■ **Given instruction**
Without the images, output each record below as it stands.
[START Records to use]
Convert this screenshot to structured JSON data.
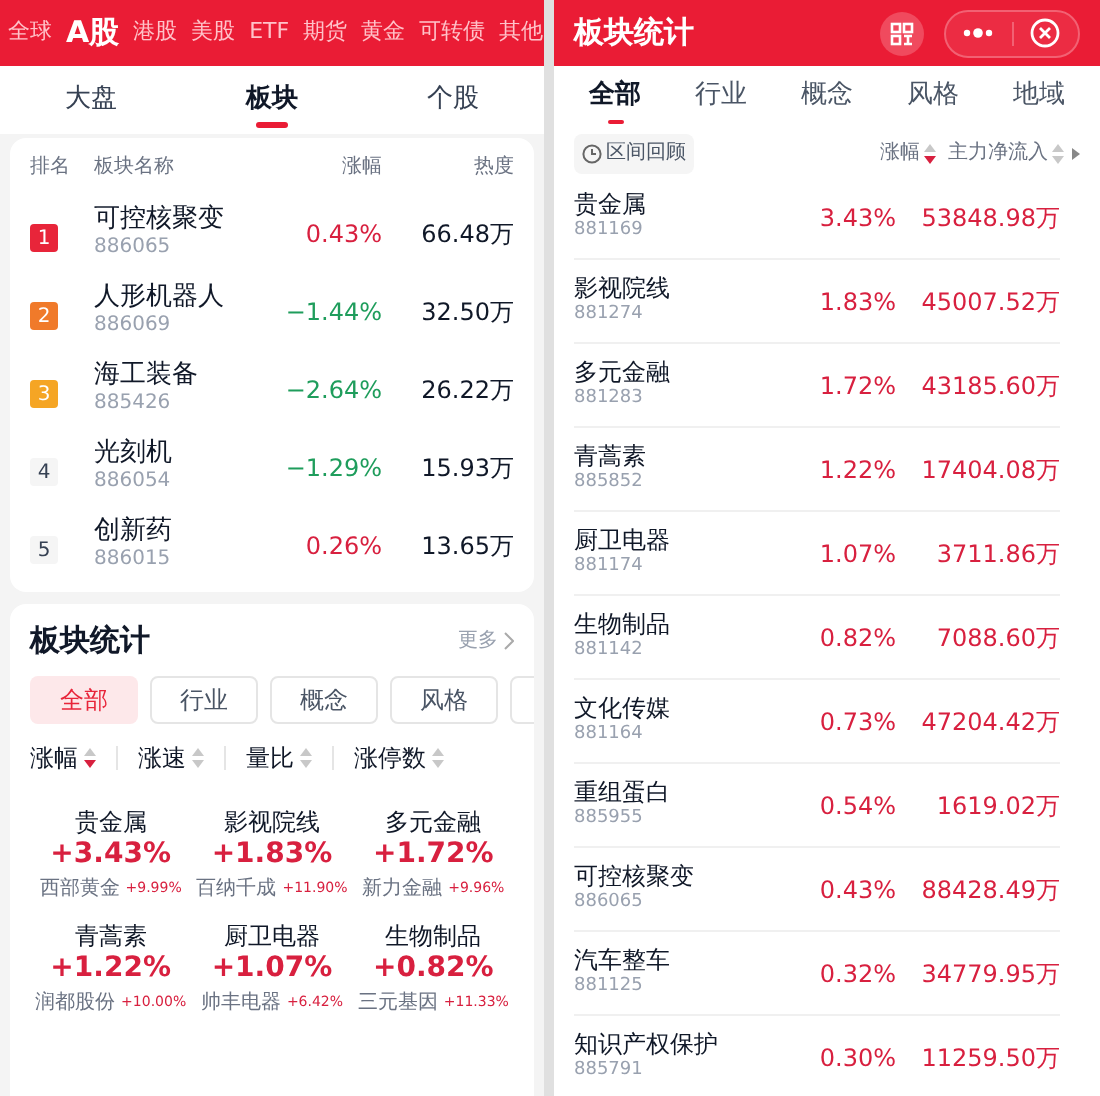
{
  "market_tabs": [
    {
      "label": "全球",
      "selected": false
    },
    {
      "label": "A股",
      "selected": true
    },
    {
      "label": "港股",
      "selected": false
    },
    {
      "label": "美股",
      "selected": false
    },
    {
      "label": "ETF",
      "selected": false
    },
    {
      "label": "期货",
      "selected": false
    },
    {
      "label": "黄金",
      "selected": false
    },
    {
      "label": "可转债",
      "selected": false
    },
    {
      "label": "其他",
      "selected": false
    }
  ],
  "view_tabs": [
    {
      "label": "大盘",
      "selected": false
    },
    {
      "label": "板块",
      "selected": true
    },
    {
      "label": "个股",
      "selected": false
    }
  ],
  "ranking": {
    "columns": [
      "排名",
      "板块名称",
      "涨幅",
      "热度"
    ],
    "rows": [
      {
        "rank": "1",
        "color": "#e8253a",
        "name": "可控核聚变",
        "code": "886065",
        "change": "0.43%",
        "rising": true,
        "heat": "66.48万"
      },
      {
        "rank": "2",
        "color": "#f07a2a",
        "name": "人形机器人",
        "code": "886069",
        "change": "−1.44%",
        "rising": false,
        "heat": "32.50万"
      },
      {
        "rank": "3",
        "color": "#f5a524",
        "name": "海工装备",
        "code": "885426",
        "change": "−2.64%",
        "rising": false,
        "heat": "26.22万"
      },
      {
        "rank": "4",
        "name": "光刻机",
        "code": "886054",
        "change": "−1.29%",
        "rising": false,
        "heat": "15.93万"
      },
      {
        "rank": "5",
        "name": "创新药",
        "code": "886015",
        "change": "0.26%",
        "rising": true,
        "heat": "13.65万"
      }
    ]
  },
  "stats_card": {
    "title": "板块统计",
    "more": "更多",
    "filters": [
      {
        "label": "全部",
        "selected": true
      },
      {
        "label": "行业",
        "selected": false
      },
      {
        "label": "概念",
        "selected": false
      },
      {
        "label": "风格",
        "selected": false
      }
    ],
    "sort_options": [
      {
        "label": "涨幅",
        "selected": true
      },
      {
        "label": "涨速",
        "selected": false
      },
      {
        "label": "量比",
        "selected": false
      },
      {
        "label": "涨停数",
        "selected": false
      }
    ],
    "tiles": [
      {
        "name": "贵金属",
        "change": "+3.43%",
        "leader": "西部黄金",
        "leader_change": "+9.99%"
      },
      {
        "name": "影视院线",
        "change": "+1.83%",
        "leader": "百纳千成",
        "leader_change": "+11.90%"
      },
      {
        "name": "多元金融",
        "change": "+1.72%",
        "leader": "新力金融",
        "leader_change": "+9.96%"
      },
      {
        "name": "青蒿素",
        "change": "+1.22%",
        "leader": "润都股份",
        "leader_change": "+10.00%"
      },
      {
        "name": "厨卫电器",
        "change": "+1.07%",
        "leader": "帅丰电器",
        "leader_change": "+6.42%"
      },
      {
        "name": "生物制品",
        "change": "+0.82%",
        "leader": "三元基因",
        "leader_change": "+11.33%"
      }
    ]
  },
  "detail": {
    "title": "板块统计",
    "tabs": [
      {
        "label": "全部",
        "selected": true
      },
      {
        "label": "行业",
        "selected": false
      },
      {
        "label": "概念",
        "selected": false
      },
      {
        "label": "风格",
        "selected": false
      },
      {
        "label": "地域",
        "selected": false
      }
    ],
    "range_button": "区间回顾",
    "columns": [
      {
        "label": "涨幅",
        "selected": true
      },
      {
        "label": "主力净流入",
        "selected": false
      }
    ],
    "rows": [
      {
        "name": "贵金属",
        "code": "881169",
        "change": "3.43%",
        "inflow": "53848.98万"
      },
      {
        "name": "影视院线",
        "code": "881274",
        "change": "1.83%",
        "inflow": "45007.52万"
      },
      {
        "name": "多元金融",
        "code": "881283",
        "change": "1.72%",
        "inflow": "43185.60万"
      },
      {
        "name": "青蒿素",
        "code": "885852",
        "change": "1.22%",
        "inflow": "17404.08万"
      },
      {
        "name": "厨卫电器",
        "code": "881174",
        "change": "1.07%",
        "inflow": "3711.86万"
      },
      {
        "name": "生物制品",
        "code": "881142",
        "change": "0.82%",
        "inflow": "7088.60万"
      },
      {
        "name": "文化传媒",
        "code": "881164",
        "change": "0.73%",
        "inflow": "47204.42万"
      },
      {
        "name": "重组蛋白",
        "code": "885955",
        "change": "0.54%",
        "inflow": "1619.02万"
      },
      {
        "name": "可控核聚变",
        "code": "886065",
        "change": "0.43%",
        "inflow": "88428.49万"
      },
      {
        "name": "汽车整车",
        "code": "881125",
        "change": "0.32%",
        "inflow": "34779.95万"
      },
      {
        "name": "知识产权保护",
        "code": "885791",
        "change": "0.30%",
        "inflow": "11259.50万"
      }
    ]
  }
}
[END Records to use]
■ **Exercise response**
Convert this screenshot to structured JSON data.
{
  "market_tabs": [
    {
      "label": "全球",
      "selected": false
    },
    {
      "label": "A股",
      "selected": true
    },
    {
      "label": "港股",
      "selected": false
    },
    {
      "label": "美股",
      "selected": false
    },
    {
      "label": "ETF",
      "selected": false
    },
    {
      "label": "期货",
      "selected": false
    },
    {
      "label": "黄金",
      "selected": false
    },
    {
      "label": "可转债",
      "selected": false
    },
    {
      "label": "其他",
      "selected": false
    }
  ],
  "view_tabs": [
    {
      "label": "大盘",
      "selected": false
    },
    {
      "label": "板块",
      "selected": true
    },
    {
      "label": "个股",
      "selected": false
    }
  ],
  "ranking": {
    "columns": [
      "排名",
      "板块名称",
      "涨幅",
      "热度"
    ],
    "rows": [
      {
        "rank": "1",
        "color": "#e8253a",
        "name": "可控核聚变",
        "code": "886065",
        "change": "0.43%",
        "rising": true,
        "heat": "66.48万"
      },
      {
        "rank": "2",
        "color": "#f07a2a",
        "name": "人形机器人",
        "code": "886069",
        "change": "−1.44%",
        "rising": false,
        "heat": "32.50万"
      },
      {
        "rank": "3",
        "color": "#f5a524",
        "name": "海工装备",
        "code": "885426",
        "change": "−2.64%",
        "rising": false,
        "heat": "26.22万"
      },
      {
        "rank": "4",
        "name": "光刻机",
        "code": "886054",
        "change": "−1.29%",
        "rising": false,
        "heat": "15.93万"
      },
      {
        "rank": "5",
        "name": "创新药",
        "code": "886015",
        "change": "0.26%",
        "rising": true,
        "heat": "13.65万"
      }
    ]
  },
  "stats_card": {
    "title": "板块统计",
    "more": "更多",
    "filters": [
      {
        "label": "全部",
        "selected": true
      },
      {
        "label": "行业",
        "selected": false
      },
      {
        "label": "概念",
        "selected": false
      },
      {
        "label": "风格",
        "selected": false
      }
    ],
    "sort_options": [
      {
        "label": "涨幅",
        "selected": true
      },
      {
        "label": "涨速",
        "selected": false
      },
      {
        "label": "量比",
        "selected": false
      },
      {
        "label": "涨停数",
        "selected": false
      }
    ],
    "tiles": [
      {
        "name": "贵金属",
        "change": "+3.43%",
        "leader": "西部黄金",
        "leader_change": "+9.99%"
      },
      {
        "name": "影视院线",
        "change": "+1.83%",
        "leader": "百纳千成",
        "leader_change": "+11.90%"
      },
      {
        "name": "多元金融",
        "change": "+1.72%",
        "leader": "新力金融",
        "leader_change": "+9.96%"
      },
      {
        "name": "青蒿素",
        "change": "+1.22%",
        "leader": "润都股份",
        "leader_change": "+10.00%"
      },
      {
        "name": "厨卫电器",
        "change": "+1.07%",
        "leader": "帅丰电器",
        "leader_change": "+6.42%"
      },
      {
        "name": "生物制品",
        "change": "+0.82%",
        "leader": "三元基因",
        "leader_change": "+11.33%"
      }
    ]
  },
  "detail": {
    "title": "板块统计",
    "tabs": [
      {
        "label": "全部",
        "selected": true
      },
      {
        "label": "行业",
        "selected": false
      },
      {
        "label": "概念",
        "selected": false
      },
      {
        "label": "风格",
        "selected": false
      },
      {
        "label": "地域",
        "selected": false
      }
    ],
    "range_button": "区间回顾",
    "columns": [
      {
        "label": "涨幅",
        "selected": true
      },
      {
        "label": "主力净流入",
        "selected": false
      }
    ],
    "rows": [
      {
        "name": "贵金属",
        "code": "881169",
        "change": "3.43%",
        "inflow": "53848.98万"
      },
      {
        "name": "影视院线",
        "code": "881274",
        "change": "1.83%",
        "inflow": "45007.52万"
      },
      {
        "name": "多元金融",
        "code": "881283",
        "change": "1.72%",
        "inflow": "43185.60万"
      },
      {
        "name": "青蒿素",
        "code": "885852",
        "change": "1.22%",
        "inflow": "17404.08万"
      },
      {
        "name": "厨卫电器",
        "code": "881174",
        "change": "1.07%",
        "inflow": "3711.86万"
      },
      {
        "name": "生物制品",
        "code": "881142",
        "change": "0.82%",
        "inflow": "7088.60万"
      },
      {
        "name": "文化传媒",
        "code": "881164",
        "change": "0.73%",
        "inflow": "47204.42万"
      },
      {
        "name": "重组蛋白",
        "code": "885955",
        "change": "0.54%",
        "inflow": "1619.02万"
      },
      {
        "name": "可控核聚变",
        "code": "886065",
        "change": "0.43%",
        "inflow": "88428.49万"
      },
      {
        "name": "汽车整车",
        "code": "881125",
        "change": "0.32%",
        "inflow": "34779.95万"
      },
      {
        "name": "知识产权保护",
        "code": "885791",
        "change": "0.30%",
        "inflow": "11259.50万"
      }
    ]
  }
}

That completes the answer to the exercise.